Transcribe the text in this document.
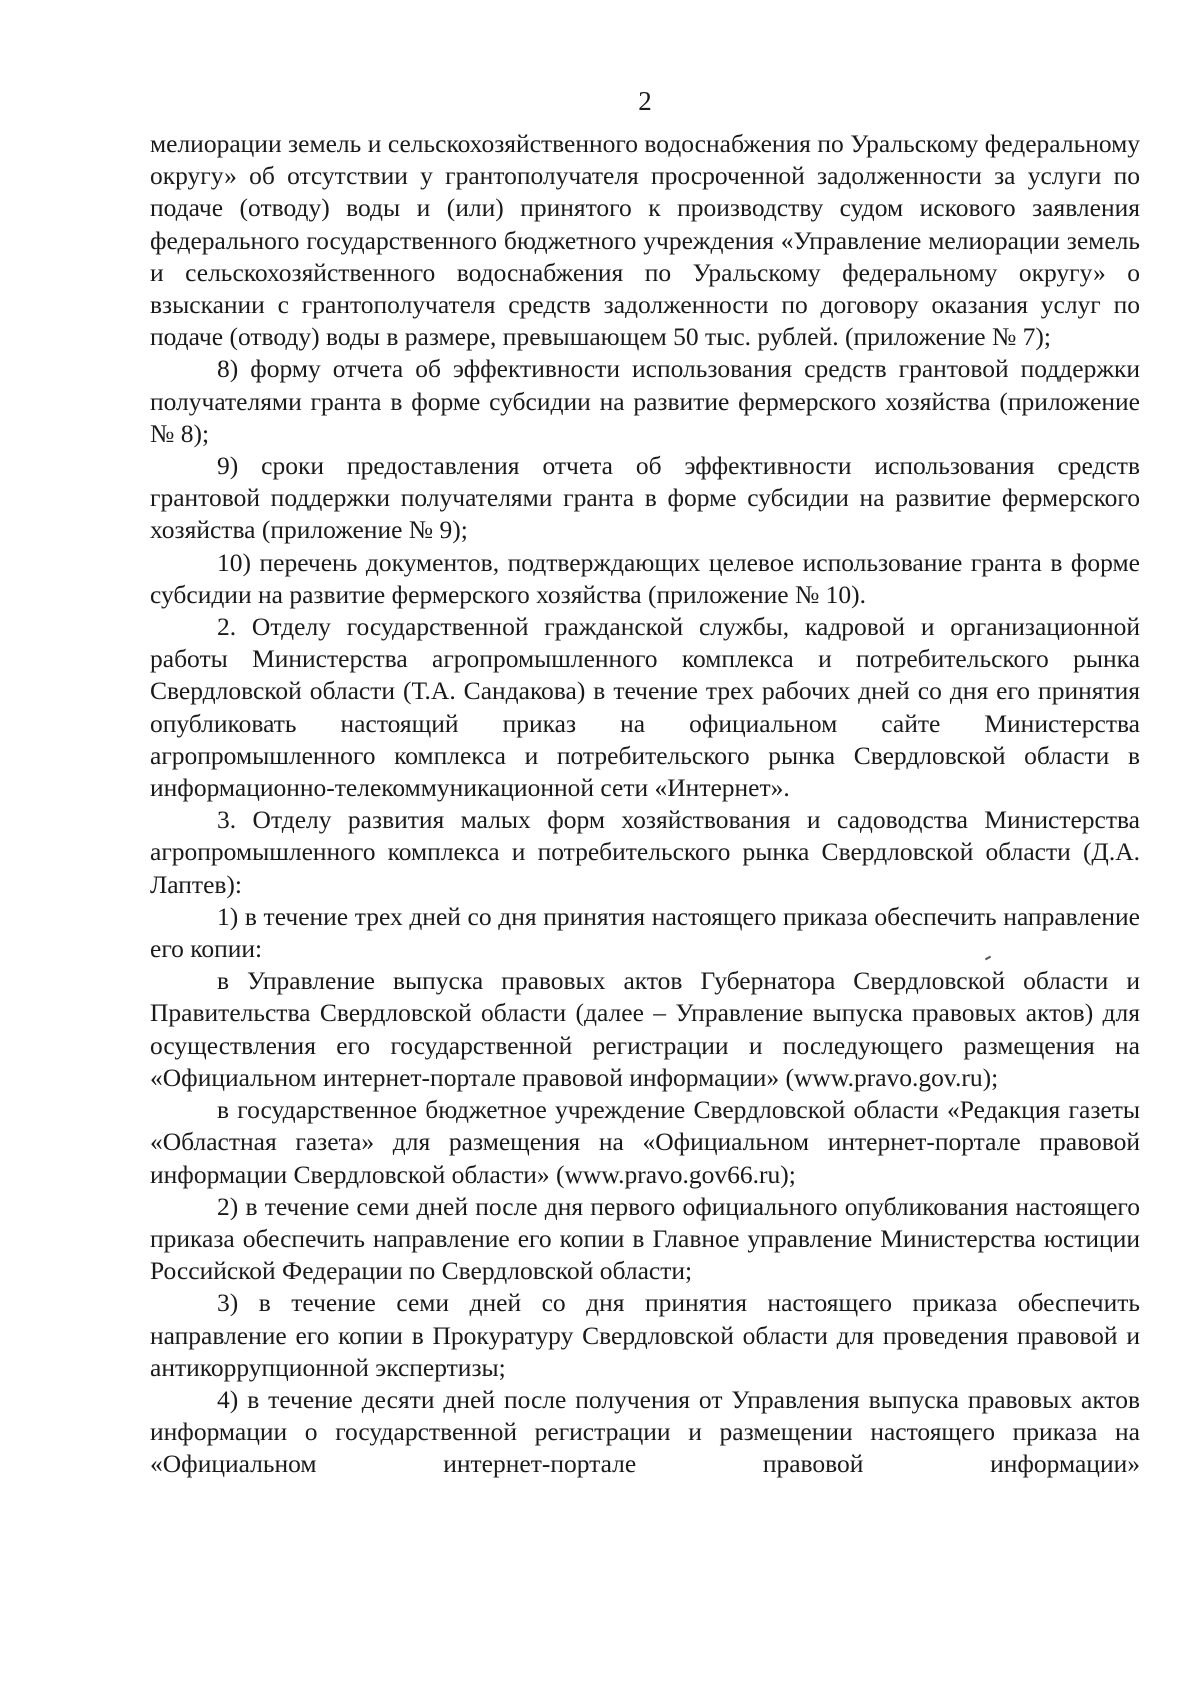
2

мелиорации земель и сельскохозяйственного водоснабжения по Уральскому федеральному округу» об отсутствии у грантополучателя просроченной задолженности за услуги по подаче (отводу) воды и (или) принятого к производству судом искового заявления федерального государственного бюджетного учреждения «Управление мелиорации земель и сельскохозяйственного водоснабжения по Уральскому федеральному округу» о взыскании с грантополучателя средств задолженности по договору оказания услуг по подаче (отводу) воды в размере, превышающем 50 тыс. рублей. (приложение № 7);

8) форму отчета об эффективности использования средств грантовой поддержки получателями гранта в форме субсидии на развитие фермерского хозяйства (приложение № 8);

9) сроки предоставления отчета об эффективности использования средств грантовой поддержки получателями гранта в форме субсидии на развитие фермерского хозяйства (приложение № 9);

10) перечень документов, подтверждающих целевое использование гранта в форме субсидии на развитие фермерского хозяйства (приложение № 10).

2. Отделу государственной гражданской службы, кадровой и организационной работы Министерства агропромышленного комплекса и потребительского рынка Свердловской области (Т.А. Сандакова) в течение трех рабочих дней со дня его принятия опубликовать настоящий приказ на официальном сайте Министерства агропромышленного комплекса и потребительского рынка Свердловской области в информационно-телекоммуникационной сети «Интернет».

3. Отделу развития малых форм хозяйствования и садоводства Министерства агропромышленного комплекса и потребительского рынка Свердловской области (Д.А. Лаптев):

1) в течение трех дней со дня принятия настоящего приказа обеспечить направление его копии:

в Управление выпуска правовых актов Губернатора Свердловской области и Правительства Свердловской области (далее – Управление выпуска правовых актов) для осуществления его государственной регистрации и последующего размещения на «Официальном интернет-портале правовой информации» (www.pravo.gov.ru);

в государственное бюджетное учреждение Свердловской области «Редакция газеты «Областная газета» для размещения на «Официальном интернет-портале правовой информации Свердловской области» (www.pravo.gov66.ru);

2) в течение семи дней после дня первого официального опубликования настоящего приказа обеспечить направление его копии в Главное управление Министерства юстиции Российской Федерации по Свердловской области;

3) в течение семи дней со дня принятия настоящего приказа обеспечить направление его копии в Прокуратуру Свердловской области для проведения правовой и антикоррупционной экспертизы;

4) в течение десяти дней после получения от Управления выпуска правовых актов информации о государственной регистрации и размещении настоящего приказа на «Официальном интернет-портале правовой информации»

Exercise goal – Select the lines from the entries that include the word "направление".

Response –
1) в течение трех дней со дня принятия настоящего приказа обеспечить направление его копии:
2) в течение семи дней после дня первого официального опубликования настоящего приказа обеспечить направление его копии в Главное управление Министерства юстиции Российской Федерации по Свердловской области;
3) в течение семи дней со дня принятия настоящего приказа обеспечить направление его копии в Прокуратуру Свердловской области для проведения правовой и антикоррупционной экспертизы;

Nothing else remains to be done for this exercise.